Data entries
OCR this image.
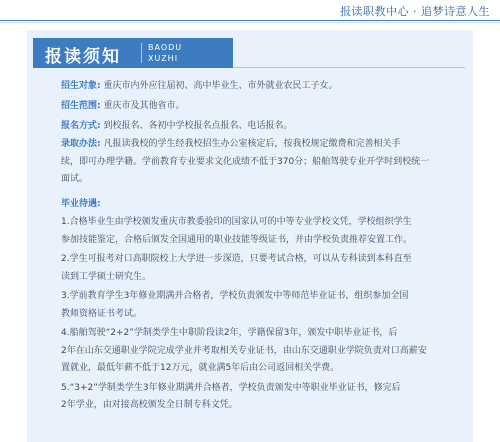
报读职教中心 · 追梦诗意人生
报读须知	BAODU
XUZHI
招生对象: 重庆市内外应往届初、高中毕业生、市外就业农民工子女。
招生范围: 重庆市及其他省市。
报名方式: 到校报名、各初中学校报名点报名、电话报名。
录取办法: 凡报读我校的学生经我校招生办公室核定后，按我校规定缴费和完善相关手
续，即可办理学籍。学前教育专业要求文化成绩不低于370分；船舶驾驶专业开学时到校统一
面试。
毕业待遇:
1.合格毕业生由学校颁发重庆市教委验印的国家认可的中等专业学校文凭，学校组织学生
参加技能鉴定，合格后颁发全国通用的职业技能等级证书，并由学校负责推荐安置工作。
2.学生可报考对口高职院校上大学进一步深造，只要考试合格，可以从专科读到本科直至
读到工学硕士研究生。
3.学前教育学生3年修业期满并合格者，学校负责颁发中等师范毕业证书，组织参加全国
教师资格证书考试。
4.船舶驾驶“2+2”学制类学生中职阶段读2年，学籍保留3年，颁发中职毕业证书，后
2年在山东交通职业学院完成学业并考取相关专业证书，由山东交通职业学院负责对口高薪安
置就业，最低年薪不低于12万元，就业满5年后由公司返回相关学费。
5.“3+2”学制类学生3年修业期满并合格者，学校负责颁发中等职业毕业证书，修完后
2年学业，由对接高校颁发全日制专科文凭。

● What is asked
Pictures in the records should not appear in your copy, but everything else must be transcribed exactly.

● Written answer
OCR this image.
报读职教中心 · 追梦诗意人生
报读须知	BAODU
XUZHI
招生对象: 重庆市内外应往届初、高中毕业生、市外就业农民工子女。
招生范围: 重庆市及其他省市。
报名方式: 到校报名、各初中学校报名点报名、电话报名。
录取办法: 凡报读我校的学生经我校招生办公室核定后，按我校规定缴费和完善相关手
续，即可办理学籍。学前教育专业要求文化成绩不低于370分；船舶驾驶专业开学时到校统一
面试。
毕业待遇:
1.合格毕业生由学校颁发重庆市教委验印的国家认可的中等专业学校文凭，学校组织学生
参加技能鉴定，合格后颁发全国通用的职业技能等级证书，并由学校负责推荐安置工作。
2.学生可报考对口高职院校上大学进一步深造，只要考试合格，可以从专科读到本科直至
读到工学硕士研究生。
3.学前教育学生3年修业期满并合格者，学校负责颁发中等师范毕业证书，组织参加全国
教师资格证书考试。
4.船舶驾驶“2+2”学制类学生中职阶段读2年，学籍保留3年，颁发中职毕业证书，后
2年在山东交通职业学院完成学业并考取相关专业证书，由山东交通职业学院负责对口高薪安
置就业，最低年薪不低于12万元，就业满5年后由公司返回相关学费。
5.“3+2”学制类学生3年修业期满并合格者，学校负责颁发中等职业毕业证书，修完后
2年学业，由对接高校颁发全日制专科文凭。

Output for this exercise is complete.